## [Stored data]
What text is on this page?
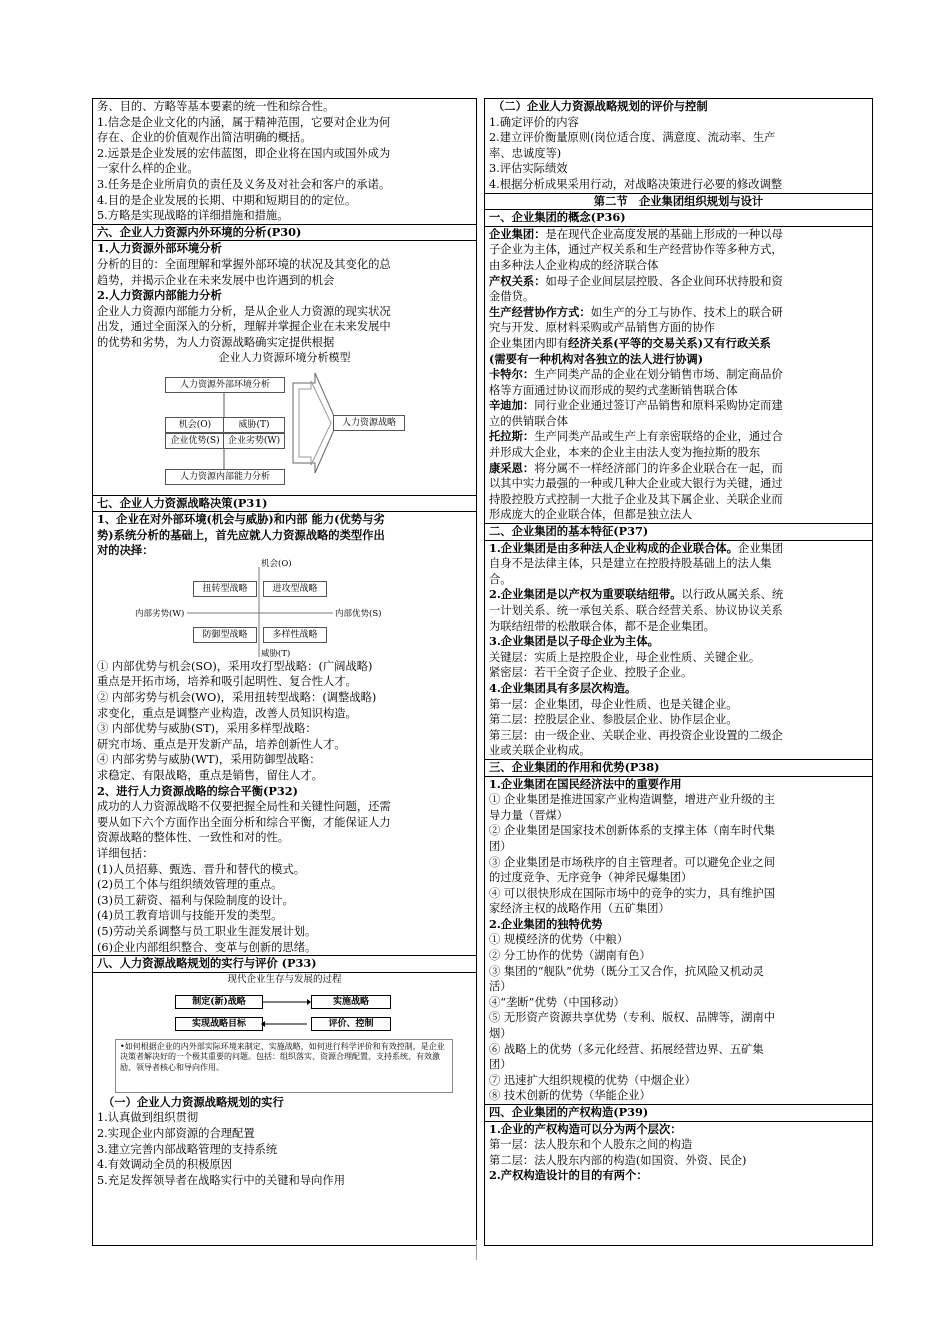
务、目的、方略等基本要素的统一性和综合性。
1.信念是企业文化的内涵，属于精神范围，它要对企业为何
存在、企业的价值观作出简洁明确的概括。
2.远景是企业发展的宏伟蓝图，即企业将在国内或国外成为
一家什么样的企业。
3.任务是企业所肩负的责任及义务及对社会和客户的承诺。
4.目的是企业发展的长期、中期和短期目的的定位。
5.方略是实现战略的详细措施和措施。
六、企业人力资源内外环境的分析(P30)
1.人力资源外部环境分析
分析的目的：全面理解和掌握外部环境的状况及其变化的总
趋势，并揭示企业在未来发展中也许遇到的机会
2.人力资源内部能力分析
企业人力资源内部能力分析，是从企业人力资源的现实状况
出发，通过全面深入的分析，理解并掌握企业在未来发展中
的优势和劣势，为人力资源战略确实定提供根据
企业人力资源环境分析模型
人力资源外部环境分析
机会(O)	威胁(T)
企业优势(S) 企业劣势(W)
人力资源内部能力分析
人力资源战略
七、企业人力资源战略决策(P31)
1、企业在对外部环境(机会与威胁)和内部 能力(优势与劣
势)系统分析的基础上，首先应就人力资源战略的类型作出
对的决择：
机会(O)
威胁(T)
内部劣势(W)	内部优势(S)
扭转型战略	进攻型战略
防御型战略	多样性战略
① 内部优势与机会(SO)，采用攻打型战略：(广阔战略)
重点是开拓市场，培养和吸引起明性、复合性人才。
② 内部劣势与机会(WO)，采用扭转型战略：(调整战略)
求变化，重点是调整产业构造，改善人员知识构造。
③ 内部优势与威胁(ST)，采用多样型战略：
研究市场、重点是开发新产品，培养创新性人才。
④ 内部劣势与威胁(WT)，采用防御型战略：
求稳定、有限战略，重点是销售，留住人才。
2、进行人力资源战略的综合平衡(P32)
成功的人力资源战略不仅要把握全局性和关键性问题，还需
要从如下六个方面作出全面分析和综合平衡，才能保证人力
资源战略的整体性、一致性和对的性。
详细包括：
(1)人员招募、甄选、晋升和替代的模式。
(2)员工个体与组织绩效管理的重点。
(3)员工薪资、福利与保险制度的设计。
(4)员工教育培训与技能开发的类型。
(5)劳动关系调整与员工职业生涯发展计划。
(6)企业内部组织整合、变革与创新的思绪。
八、人力资源战略规划的实行与评价 (P33)
现代企业生存与发展的过程
制定(新)战略	实施战略
实现战略目标	评价、控制
•如何根据企业的内外部实际环境来制定、实施战略，如何进行科学评价和有效控制，是企业决策者解决好的一个极其重要的问题。包括：组织落实、资源合理配置、支持系统、有效激励、领导者核心和导向作用。
（一）企业人力资源战略规划的实行
1.认真做到组织贯彻
2.实现企业内部资源的合理配置
3.建立完善内部战略管理的支持系统
4.有效调动全员的积极原因
5.充足发挥领导者在战略实行中的关键和导向作用
（二）企业人力资源战略规划的评价与控制
1.确定评价的内容
2.建立评价衡量原则(岗位适合度、满意度、流动率、生产
率、忠诚度等)
3.评估实际绩效
4.根据分析成果采用行动，对战略决策进行必要的修改调整
第二节　企业集团组织规划与设计
一、企业集团的概念(P36)
企业集团：是在现代企业高度发展的基础上形成的一种以母
子企业为主体，通过产权关系和生产经营协作等多种方式，
由多种法人企业构成的经济联合体
产权关系：如母子企业间层层控股、各企业间环状持股和资
金借贷。
生产经营协作方式：如生产的分工与协作、技术上的联合研
究与开发、原材料采购或产品销售方面的协作
企业集团内即有经济关系(平等的交易关系)又有行政关系
(需要有一种机构对各独立的法人进行协调)
卡特尔：生产同类产品的企业在划分销售市场、制定商品价
格等方面通过协议而形成的契约式垄断销售联合体
辛迪加：同行业企业通过签订产品销售和原料采购协定而建
立的供销联合体
托拉斯：生产同类产品或生产上有亲密联络的企业，通过合
并形成大企业，本来的企业主由法人变为拖拉斯的股东
康采恩：将分属不一样经济部门的许多企业联合在一起，而
以其中实力最强的一种或几种大企业或大银行为关键，通过
持股控股方式控制一大批子企业及其下属企业、关联企业而
形成庞大的企业联合体，但都是独立法人
二、企业集团的基本特征(P37)
1.企业集团是由多种法人企业构成的企业联合体。企业集团
自身不是法律主体，只是建立在控股持股基础上的法人集
合。
2.企业集团是以产权为重要联结纽带。以行政从属关系、统
一计划关系、统一承包关系、联合经营关系、协议协议关系
为联结纽带的松散联合体，都不是企业集团。
3.企业集团是以子母企业为主体。
关键层：实质上是控股企业，母企业性质、关键企业。
紧密层：若干全资子企业、控股子企业。
4.企业集团具有多层次构造。
第一层：企业集团，母企业性质、也是关键企业。
第二层：控股层企业、参股层企业、协作层企业。
第三层：由一级企业、关联企业、再投资企业设置的二级企
业或关联企业构成。
三、企业集团的作用和优势(P38)
1.企业集团在国民经济法中的重要作用
① 企业集团是推进国家产业构造调整，增进产业升级的主
导力量（晋煤）
② 企业集团是国家技术创新体系的支撑主体（南车时代集
团）
③ 企业集团是市场秩序的自主管理者。可以避免企业之间
的过度竞争、无序竞争（神斧民爆集团）
④ 可以很快形成在国际市场中的竞争的实力，具有维护国
家经济主权的战略作用（五矿集团）
2.企业集团的独特优势
① 规模经济的优势（中粮）
② 分工协作的优势（湖南有色）
③ 集团的“舰队”优势（既分工又合作，抗风险又机动灵
活）
④“垄断”优势（中国移动）
⑤ 无形资产资源共享优势（专利、版权、品牌等，湖南中
烟）
⑥ 战略上的优势（多元化经营、拓展经营边界、五矿集
团）
⑦ 迅速扩大组织规模的优势（中烟企业）
⑧ 技术创新的优势（华能企业）
四、企业集团的产权构造(P39)
1.企业的产权构造可以分为两个层次：
第一层：法人股东和个人股东之间的构造
第二层：法人股东内部的构造(如国资、外资、民企)
2.产权构造设计的目的有两个：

## [Task description]
In the entries above, identify every line with the string "母企业性质".

## [Written response]
关键层：实质上是控股企业，母企业性质、关键企业。
第一层：企业集团，母企业性质、也是关键企业。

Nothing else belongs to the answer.